╭──
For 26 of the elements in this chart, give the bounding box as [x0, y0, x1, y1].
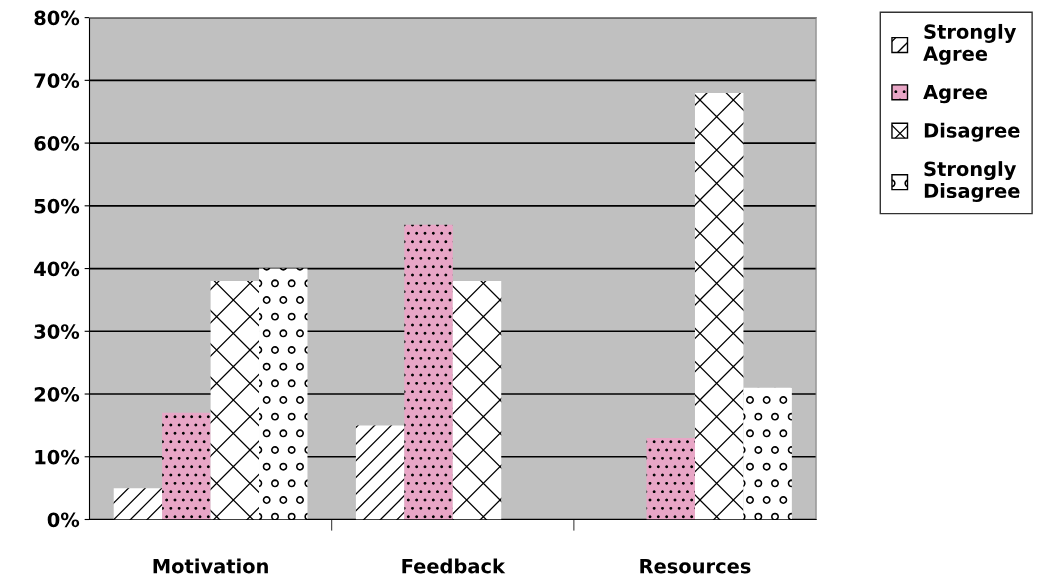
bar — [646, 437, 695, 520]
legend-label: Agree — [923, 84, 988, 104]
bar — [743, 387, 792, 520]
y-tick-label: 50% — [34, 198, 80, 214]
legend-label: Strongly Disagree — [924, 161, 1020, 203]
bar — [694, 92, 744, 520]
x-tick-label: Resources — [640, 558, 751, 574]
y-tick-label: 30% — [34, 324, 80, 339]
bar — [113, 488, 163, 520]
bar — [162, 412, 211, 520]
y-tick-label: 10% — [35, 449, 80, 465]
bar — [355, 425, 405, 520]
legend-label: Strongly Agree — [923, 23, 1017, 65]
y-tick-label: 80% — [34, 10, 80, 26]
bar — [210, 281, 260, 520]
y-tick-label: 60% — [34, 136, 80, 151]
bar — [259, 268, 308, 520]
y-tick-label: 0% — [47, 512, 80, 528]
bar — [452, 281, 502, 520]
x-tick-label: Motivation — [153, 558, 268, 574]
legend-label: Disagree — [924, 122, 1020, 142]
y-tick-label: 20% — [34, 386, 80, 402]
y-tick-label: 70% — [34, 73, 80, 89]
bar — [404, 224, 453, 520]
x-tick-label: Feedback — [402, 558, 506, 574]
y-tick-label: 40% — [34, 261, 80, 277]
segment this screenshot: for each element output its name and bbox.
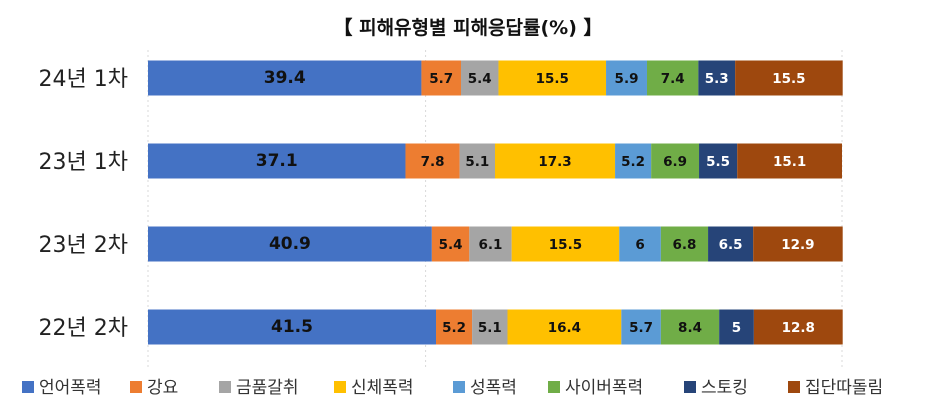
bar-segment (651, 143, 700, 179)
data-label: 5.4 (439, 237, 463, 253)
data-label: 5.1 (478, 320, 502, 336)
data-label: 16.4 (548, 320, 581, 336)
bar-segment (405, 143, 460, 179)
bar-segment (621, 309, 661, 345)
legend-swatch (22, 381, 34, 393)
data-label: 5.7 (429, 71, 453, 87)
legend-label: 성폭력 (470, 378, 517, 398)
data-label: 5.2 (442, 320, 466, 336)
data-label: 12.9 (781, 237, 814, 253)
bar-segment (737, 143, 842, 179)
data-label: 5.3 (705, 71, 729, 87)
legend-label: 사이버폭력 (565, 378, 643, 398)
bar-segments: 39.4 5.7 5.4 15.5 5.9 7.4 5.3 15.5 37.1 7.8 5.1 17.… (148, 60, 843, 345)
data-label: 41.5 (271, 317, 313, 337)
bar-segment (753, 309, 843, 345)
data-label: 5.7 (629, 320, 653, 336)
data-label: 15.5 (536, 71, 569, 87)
╰──
Convert the records into a Markdown table with the columns Row and Line. Start at the beginning of the records and stop at the line holding "segment this screenshot: for", including that line. Number each line, leave out blank lines, and leave out the pictures.

▸ **OUTPUT FOR THIS TASK**:
| Row | Line |
|---|---|
| 1 | For 26 of the elements in this chart, give the bounding box as [x0, y0, x1, y1]. |
| 2 | bar — [646, 437, 695, 520] |
| 3 | legend-label: Agree — [923, 84, 988, 104] |
| 4 | bar — [743, 387, 792, 520] |
| 5 | y-tick-label: 50% — [34, 198, 80, 214] |
| 6 | legend-label: Strongly Disagree — [924, 161, 1020, 203] |
| 7 | bar — [694, 92, 744, 520] |
| 8 | x-tick-label: Resources — [640, 558, 751, 574] |
| 9 | y-tick-label: 30% — [34, 324, 80, 339] |
| 10 | bar — [113, 488, 163, 520] |
| 11 | bar — [162, 412, 211, 520] |
| 12 | y-tick-label: 10% — [35, 449, 80, 465] |
| 13 | bar — [355, 425, 405, 520] |
| 14 | legend-label: Strongly Agree — [923, 23, 1017, 65] |
| 15 | y-tick-label: 80% — [34, 10, 80, 26] |
| 16 | bar — [210, 281, 260, 520] |
| 17 | y-tick-label: 60% — [34, 136, 80, 151] |
| 18 | bar — [259, 268, 308, 520] |
| 19 | y-tick-label: 0% — [47, 512, 80, 528] |
| 20 | bar — [452, 281, 502, 520] |
| 21 | x-tick-label: Motivation — [153, 558, 268, 574] |
| 22 | legend-label: Disagree — [924, 122, 1020, 142] |
| 23 | y-tick-label: 20% — [34, 386, 80, 402] |
| 24 | y-tick-label: 70% — [34, 73, 80, 89] |
| 25 | bar — [404, 224, 453, 520] |
| 26 | x-tick-label: Feedback — [402, 558, 506, 574] |
| 27 | y-tick-label: 40% — [34, 261, 80, 277] |
| 28 | segment this screenshot: for each element output its name and bbox. |